> _Data excerpts_
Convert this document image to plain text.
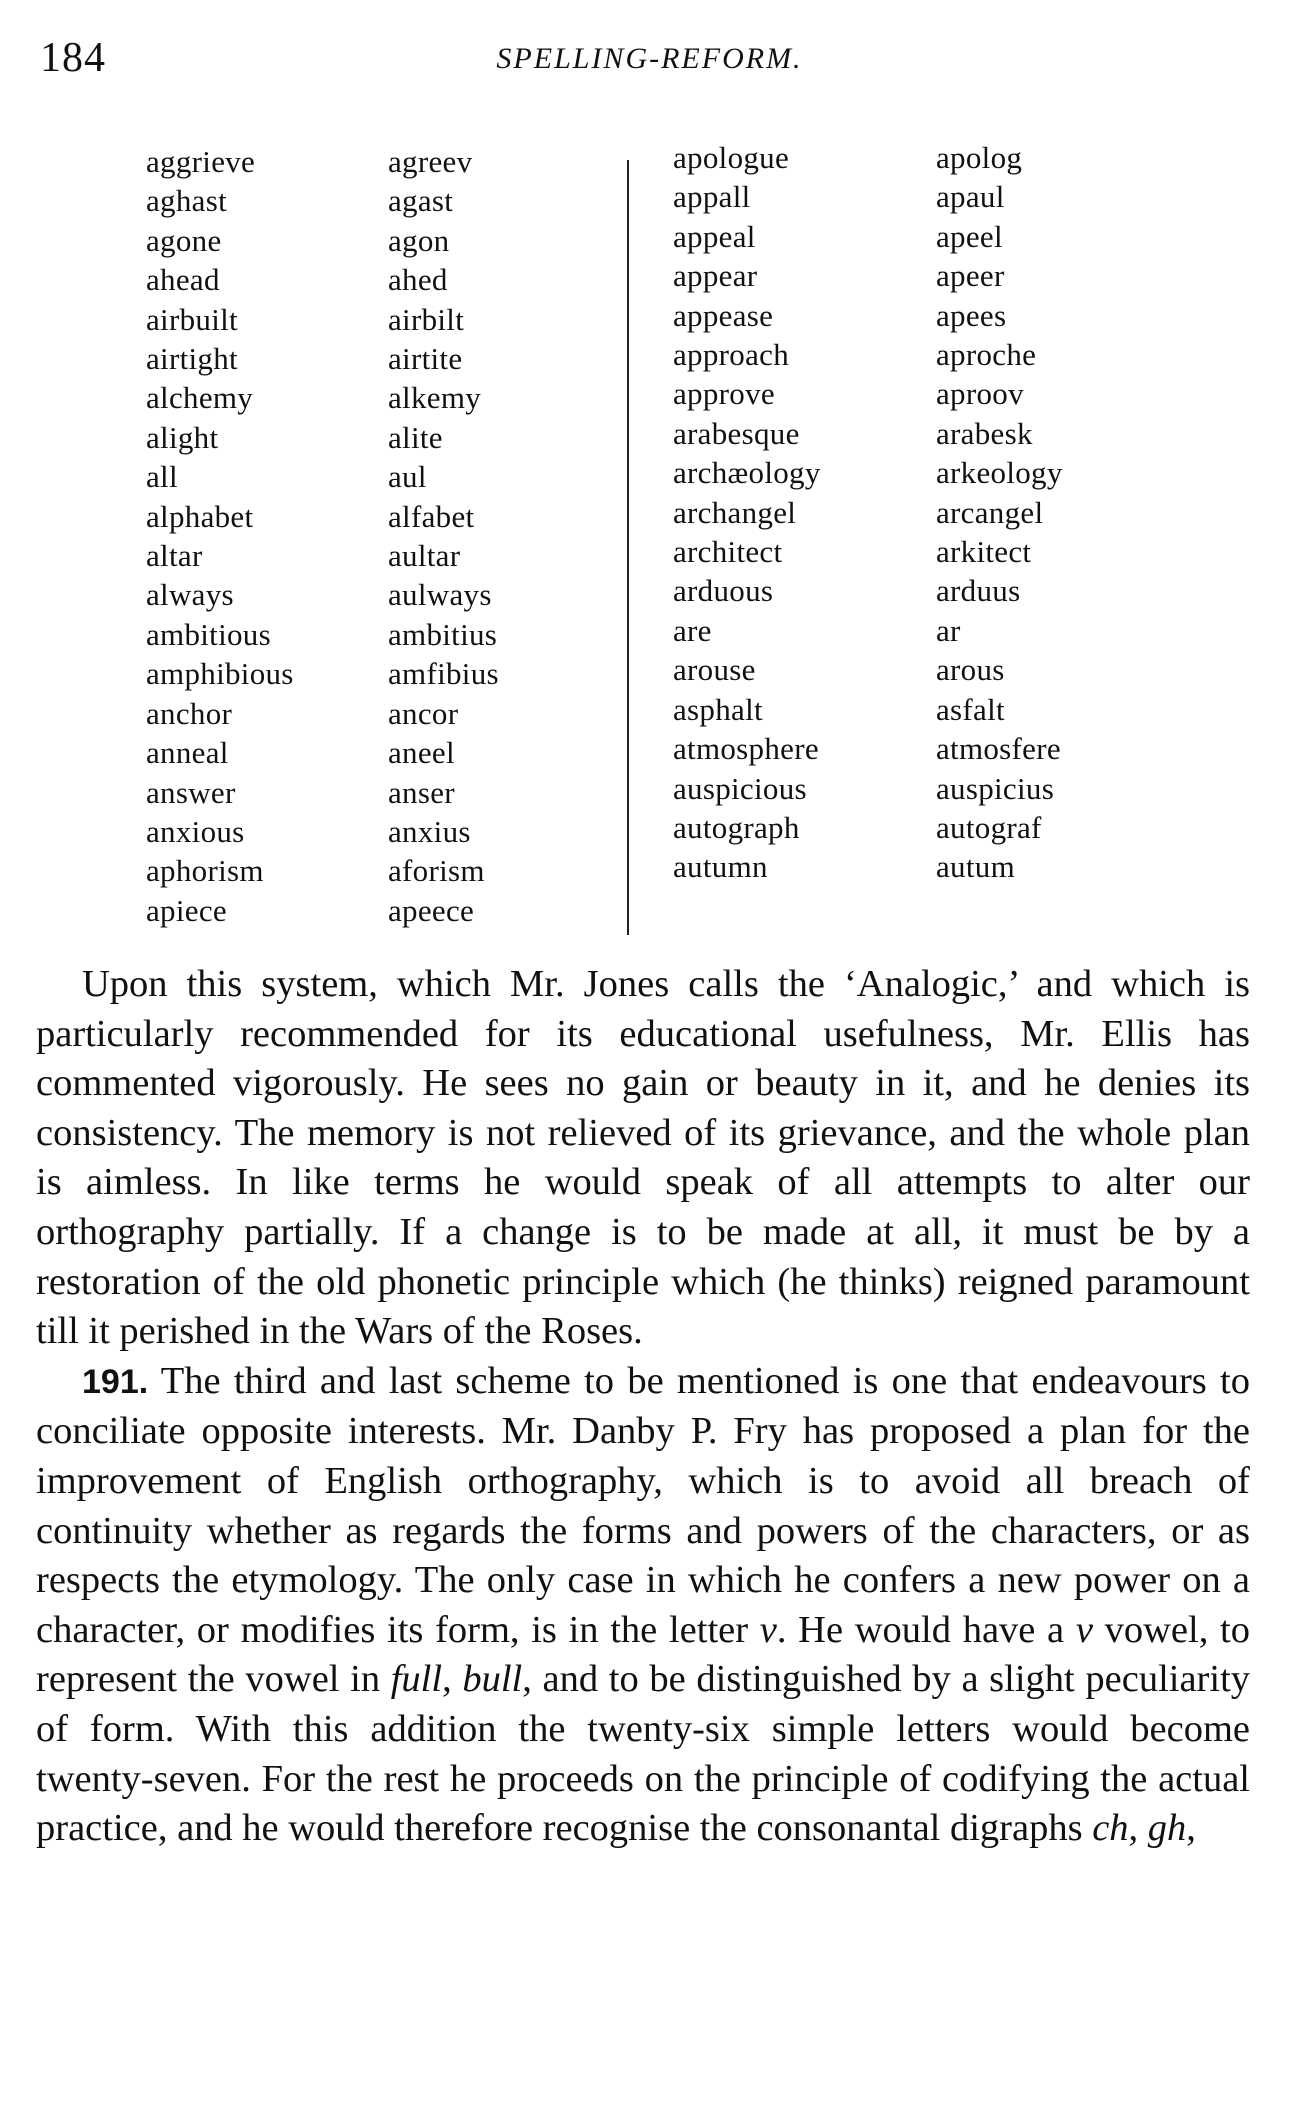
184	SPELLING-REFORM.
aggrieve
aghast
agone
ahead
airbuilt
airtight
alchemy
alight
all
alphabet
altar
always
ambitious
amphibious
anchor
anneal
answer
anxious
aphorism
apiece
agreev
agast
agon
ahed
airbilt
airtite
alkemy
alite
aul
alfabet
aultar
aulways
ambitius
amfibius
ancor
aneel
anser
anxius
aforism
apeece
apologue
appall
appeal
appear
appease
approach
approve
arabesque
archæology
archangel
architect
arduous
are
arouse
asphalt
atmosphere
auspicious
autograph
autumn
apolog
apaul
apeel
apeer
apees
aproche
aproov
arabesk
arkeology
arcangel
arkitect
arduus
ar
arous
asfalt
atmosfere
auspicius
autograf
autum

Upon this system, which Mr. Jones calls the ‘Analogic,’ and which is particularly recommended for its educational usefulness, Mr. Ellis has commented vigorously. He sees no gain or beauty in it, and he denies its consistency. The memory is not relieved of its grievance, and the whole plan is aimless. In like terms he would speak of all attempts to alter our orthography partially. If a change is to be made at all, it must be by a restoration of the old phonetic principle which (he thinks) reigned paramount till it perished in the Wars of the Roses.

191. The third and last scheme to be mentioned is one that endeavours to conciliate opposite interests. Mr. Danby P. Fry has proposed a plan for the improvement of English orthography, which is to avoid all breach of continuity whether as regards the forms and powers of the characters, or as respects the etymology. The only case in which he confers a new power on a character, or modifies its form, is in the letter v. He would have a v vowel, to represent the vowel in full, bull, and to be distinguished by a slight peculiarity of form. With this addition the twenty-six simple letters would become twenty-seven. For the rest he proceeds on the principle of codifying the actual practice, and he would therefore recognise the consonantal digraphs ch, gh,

> _Objective_
The records above need to be given again exactly. Omit the pictures.

> _Written reply_
Convert this document image to plain text.
184	SPELLING-REFORM.
aggrieve
aghast
agone
ahead
airbuilt
airtight
alchemy
alight
all
alphabet
altar
always
ambitious
amphibious
anchor
anneal
answer
anxious
aphorism
apiece
agreev
agast
agon
ahed
airbilt
airtite
alkemy
alite
aul
alfabet
aultar
aulways
ambitius
amfibius
ancor
aneel
anser
anxius
aforism
apeece
apologue
appall
appeal
appear
appease
approach
approve
arabesque
archæology
archangel
architect
arduous
are
arouse
asphalt
atmosphere
auspicious
autograph
autumn
apolog
apaul
apeel
apeer
apees
aproche
aproov
arabesk
arkeology
arcangel
arkitect
arduus
ar
arous
asfalt
atmosfere
auspicius
autograf
autum

Upon this system, which Mr. Jones calls the ‘Analogic,’ and which is particularly recommended for its educational usefulness, Mr. Ellis has commented vigorously. He sees no gain or beauty in it, and he denies its consistency. The memory is not relieved of its grievance, and the whole plan is aimless. In like terms he would speak of all attempts to alter our orthography partially. If a change is to be made at all, it must be by a restoration of the old phonetic principle which (he thinks) reigned paramount till it perished in the Wars of the Roses.

191. The third and last scheme to be mentioned is one that endeavours to conciliate opposite interests. Mr. Danby P. Fry has proposed a plan for the improvement of English orthography, which is to avoid all breach of continuity whether as regards the forms and powers of the characters, or as respects the etymology. The only case in which he confers a new power on a character, or modifies its form, is in the letter v. He would have a v vowel, to represent the vowel in full, bull, and to be distinguished by a slight peculiarity of form. With this addition the twenty-six simple letters would become twenty-seven. For the rest he proceeds on the principle of codifying the actual practice, and he would therefore recognise the consonantal digraphs ch, gh,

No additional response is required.